(Extracted data entries)
====

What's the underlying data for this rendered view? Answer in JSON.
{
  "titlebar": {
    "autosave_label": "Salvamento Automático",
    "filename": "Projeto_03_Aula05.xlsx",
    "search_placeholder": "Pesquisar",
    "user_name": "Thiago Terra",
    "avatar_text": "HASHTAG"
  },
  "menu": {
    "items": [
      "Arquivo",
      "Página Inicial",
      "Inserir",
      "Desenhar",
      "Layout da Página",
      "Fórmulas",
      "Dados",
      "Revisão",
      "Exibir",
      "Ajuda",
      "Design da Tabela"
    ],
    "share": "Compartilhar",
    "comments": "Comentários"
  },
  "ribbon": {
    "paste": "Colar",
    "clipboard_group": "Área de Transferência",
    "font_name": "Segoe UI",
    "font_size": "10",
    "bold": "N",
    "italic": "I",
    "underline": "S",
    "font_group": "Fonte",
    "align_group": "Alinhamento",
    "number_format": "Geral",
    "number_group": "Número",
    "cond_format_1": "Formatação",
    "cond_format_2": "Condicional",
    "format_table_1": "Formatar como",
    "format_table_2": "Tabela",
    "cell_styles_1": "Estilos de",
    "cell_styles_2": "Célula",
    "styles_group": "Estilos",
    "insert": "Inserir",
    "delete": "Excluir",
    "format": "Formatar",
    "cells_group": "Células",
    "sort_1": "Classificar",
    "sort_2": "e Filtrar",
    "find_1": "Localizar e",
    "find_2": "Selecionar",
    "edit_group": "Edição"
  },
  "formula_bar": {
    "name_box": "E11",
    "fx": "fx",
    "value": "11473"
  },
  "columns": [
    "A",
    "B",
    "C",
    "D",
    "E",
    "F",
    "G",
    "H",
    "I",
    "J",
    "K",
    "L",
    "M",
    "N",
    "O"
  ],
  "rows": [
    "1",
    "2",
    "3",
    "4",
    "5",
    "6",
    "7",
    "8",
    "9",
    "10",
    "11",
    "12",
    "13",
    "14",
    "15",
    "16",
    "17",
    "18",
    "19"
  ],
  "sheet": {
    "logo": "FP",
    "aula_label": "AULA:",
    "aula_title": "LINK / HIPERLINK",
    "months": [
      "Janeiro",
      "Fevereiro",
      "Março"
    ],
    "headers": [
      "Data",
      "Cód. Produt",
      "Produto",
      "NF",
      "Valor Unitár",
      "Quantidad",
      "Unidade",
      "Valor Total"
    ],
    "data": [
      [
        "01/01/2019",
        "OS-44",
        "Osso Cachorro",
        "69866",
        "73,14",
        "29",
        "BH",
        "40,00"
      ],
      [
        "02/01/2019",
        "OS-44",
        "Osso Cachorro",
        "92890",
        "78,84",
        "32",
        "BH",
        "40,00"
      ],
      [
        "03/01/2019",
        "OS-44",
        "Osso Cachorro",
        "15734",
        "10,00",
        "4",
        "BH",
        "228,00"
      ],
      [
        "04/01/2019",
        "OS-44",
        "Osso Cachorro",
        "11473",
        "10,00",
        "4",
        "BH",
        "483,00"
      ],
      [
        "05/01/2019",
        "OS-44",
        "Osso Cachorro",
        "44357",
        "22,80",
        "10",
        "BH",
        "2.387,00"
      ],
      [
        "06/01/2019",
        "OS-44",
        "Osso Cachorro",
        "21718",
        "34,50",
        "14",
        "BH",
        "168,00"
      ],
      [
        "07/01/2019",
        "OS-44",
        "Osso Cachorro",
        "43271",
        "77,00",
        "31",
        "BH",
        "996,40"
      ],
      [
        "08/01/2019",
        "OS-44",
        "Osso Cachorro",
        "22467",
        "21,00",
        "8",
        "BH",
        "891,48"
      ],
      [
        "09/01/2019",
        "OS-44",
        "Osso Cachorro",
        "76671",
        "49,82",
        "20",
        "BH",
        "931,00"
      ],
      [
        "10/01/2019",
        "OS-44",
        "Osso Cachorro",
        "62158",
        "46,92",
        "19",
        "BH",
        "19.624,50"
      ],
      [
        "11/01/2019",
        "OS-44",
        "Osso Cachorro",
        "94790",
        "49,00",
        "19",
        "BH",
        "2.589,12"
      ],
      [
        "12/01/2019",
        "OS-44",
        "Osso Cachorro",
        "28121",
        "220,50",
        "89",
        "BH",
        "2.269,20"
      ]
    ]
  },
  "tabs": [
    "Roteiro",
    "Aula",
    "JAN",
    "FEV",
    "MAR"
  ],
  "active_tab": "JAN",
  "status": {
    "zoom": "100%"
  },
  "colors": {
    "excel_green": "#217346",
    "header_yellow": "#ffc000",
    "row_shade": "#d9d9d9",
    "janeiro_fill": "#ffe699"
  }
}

====

OBJECTIVE - Repeat each record in full; every line must match exactly.

REPLY -
What's the underlying data for this rendered view? Answer in JSON.
{
  "titlebar": {
    "autosave_label": "Salvamento Automático",
    "filename": "Projeto_03_Aula05.xlsx",
    "search_placeholder": "Pesquisar",
    "user_name": "Thiago Terra",
    "avatar_text": "HASHTAG"
  },
  "menu": {
    "items": [
      "Arquivo",
      "Página Inicial",
      "Inserir",
      "Desenhar",
      "Layout da Página",
      "Fórmulas",
      "Dados",
      "Revisão",
      "Exibir",
      "Ajuda",
      "Design da Tabela"
    ],
    "share": "Compartilhar",
    "comments": "Comentários"
  },
  "ribbon": {
    "paste": "Colar",
    "clipboard_group": "Área de Transferência",
    "font_name": "Segoe UI",
    "font_size": "10",
    "bold": "N",
    "italic": "I",
    "underline": "S",
    "font_group": "Fonte",
    "align_group": "Alinhamento",
    "number_format": "Geral",
    "number_group": "Número",
    "cond_format_1": "Formatação",
    "cond_format_2": "Condicional",
    "format_table_1": "Formatar como",
    "format_table_2": "Tabela",
    "cell_styles_1": "Estilos de",
    "cell_styles_2": "Célula",
    "styles_group": "Estilos",
    "insert": "Inserir",
    "delete": "Excluir",
    "format": "Formatar",
    "cells_group": "Células",
    "sort_1": "Classificar",
    "sort_2": "e Filtrar",
    "find_1": "Localizar e",
    "find_2": "Selecionar",
    "edit_group": "Edição"
  },
  "formula_bar": {
    "name_box": "E11",
    "fx": "fx",
    "value": "11473"
  },
  "columns": [
    "A",
    "B",
    "C",
    "D",
    "E",
    "F",
    "G",
    "H",
    "I",
    "J",
    "K",
    "L",
    "M",
    "N",
    "O"
  ],
  "rows": [
    "1",
    "2",
    "3",
    "4",
    "5",
    "6",
    "7",
    "8",
    "9",
    "10",
    "11",
    "12",
    "13",
    "14",
    "15",
    "16",
    "17",
    "18",
    "19"
  ],
  "sheet": {
    "logo": "FP",
    "aula_label": "AULA:",
    "aula_title": "LINK / HIPERLINK",
    "months": [
      "Janeiro",
      "Fevereiro",
      "Março"
    ],
    "headers": [
      "Data",
      "Cód. Produt",
      "Produto",
      "NF",
      "Valor Unitár",
      "Quantidad",
      "Unidade",
      "Valor Total"
    ],
    "data": [
      [
        "01/01/2019",
        "OS-44",
        "Osso Cachorro",
        "69866",
        "73,14",
        "29",
        "BH",
        "40,00"
      ],
      [
        "02/01/2019",
        "OS-44",
        "Osso Cachorro",
        "92890",
        "78,84",
        "32",
        "BH",
        "40,00"
      ],
      [
        "03/01/2019",
        "OS-44",
        "Osso Cachorro",
        "15734",
        "10,00",
        "4",
        "BH",
        "228,00"
      ],
      [
        "04/01/2019",
        "OS-44",
        "Osso Cachorro",
        "11473",
        "10,00",
        "4",
        "BH",
        "483,00"
      ],
      [
        "05/01/2019",
        "OS-44",
        "Osso Cachorro",
        "44357",
        "22,80",
        "10",
        "BH",
        "2.387,00"
      ],
      [
        "06/01/2019",
        "OS-44",
        "Osso Cachorro",
        "21718",
        "34,50",
        "14",
        "BH",
        "168,00"
      ],
      [
        "07/01/2019",
        "OS-44",
        "Osso Cachorro",
        "43271",
        "77,00",
        "31",
        "BH",
        "996,40"
      ],
      [
        "08/01/2019",
        "OS-44",
        "Osso Cachorro",
        "22467",
        "21,00",
        "8",
        "BH",
        "891,48"
      ],
      [
        "09/01/2019",
        "OS-44",
        "Osso Cachorro",
        "76671",
        "49,82",
        "20",
        "BH",
        "931,00"
      ],
      [
        "10/01/2019",
        "OS-44",
        "Osso Cachorro",
        "62158",
        "46,92",
        "19",
        "BH",
        "19.624,50"
      ],
      [
        "11/01/2019",
        "OS-44",
        "Osso Cachorro",
        "94790",
        "49,00",
        "19",
        "BH",
        "2.589,12"
      ],
      [
        "12/01/2019",
        "OS-44",
        "Osso Cachorro",
        "28121",
        "220,50",
        "89",
        "BH",
        "2.269,20"
      ]
    ]
  },
  "tabs": [
    "Roteiro",
    "Aula",
    "JAN",
    "FEV",
    "MAR"
  ],
  "active_tab": "JAN",
  "status": {
    "zoom": "100%"
  },
  "colors": {
    "excel_green": "#217346",
    "header_yellow": "#ffc000",
    "row_shade": "#d9d9d9",
    "janeiro_fill": "#ffe699"
  }
}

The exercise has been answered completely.